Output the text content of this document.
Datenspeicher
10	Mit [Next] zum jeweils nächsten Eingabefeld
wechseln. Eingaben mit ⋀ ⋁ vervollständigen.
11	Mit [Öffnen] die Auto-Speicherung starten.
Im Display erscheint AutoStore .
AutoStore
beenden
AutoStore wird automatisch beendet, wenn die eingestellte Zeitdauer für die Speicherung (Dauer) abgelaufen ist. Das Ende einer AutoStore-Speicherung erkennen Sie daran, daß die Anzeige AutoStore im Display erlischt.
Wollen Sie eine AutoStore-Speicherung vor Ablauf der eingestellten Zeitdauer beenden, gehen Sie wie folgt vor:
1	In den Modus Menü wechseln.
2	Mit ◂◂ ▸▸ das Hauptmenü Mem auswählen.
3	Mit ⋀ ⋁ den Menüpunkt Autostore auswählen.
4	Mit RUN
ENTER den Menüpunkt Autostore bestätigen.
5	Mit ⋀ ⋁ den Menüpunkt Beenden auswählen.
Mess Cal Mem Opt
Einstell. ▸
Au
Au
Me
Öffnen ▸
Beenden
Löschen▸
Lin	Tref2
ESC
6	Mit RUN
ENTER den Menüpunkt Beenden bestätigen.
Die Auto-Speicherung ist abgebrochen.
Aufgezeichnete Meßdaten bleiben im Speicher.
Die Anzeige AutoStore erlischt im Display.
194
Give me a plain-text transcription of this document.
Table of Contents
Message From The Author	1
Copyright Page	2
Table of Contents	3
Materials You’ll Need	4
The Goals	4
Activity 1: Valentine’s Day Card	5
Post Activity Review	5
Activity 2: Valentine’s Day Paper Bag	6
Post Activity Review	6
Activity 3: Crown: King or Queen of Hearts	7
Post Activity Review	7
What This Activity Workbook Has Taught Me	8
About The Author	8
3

§ **Task to complete**
Write out the lines above, starting at the line that contains "Give me a plain-text" and ending with the final line, and nothing else; copy them exactly.

§ **Exercise response**
Give me a plain-text transcription of this document.
Table of Contents
Message From The Author	1
Copyright Page	2
Table of Contents	3
Materials You’ll Need	4
The Goals	4
Activity 1: Valentine’s Day Card	5
Post Activity Review	5
Activity 2: Valentine’s Day Paper Bag	6
Post Activity Review	6
Activity 3: Crown: King or Queen of Hearts	7
Post Activity Review	7
What This Activity Workbook Has Taught Me	8
About The Author	8
3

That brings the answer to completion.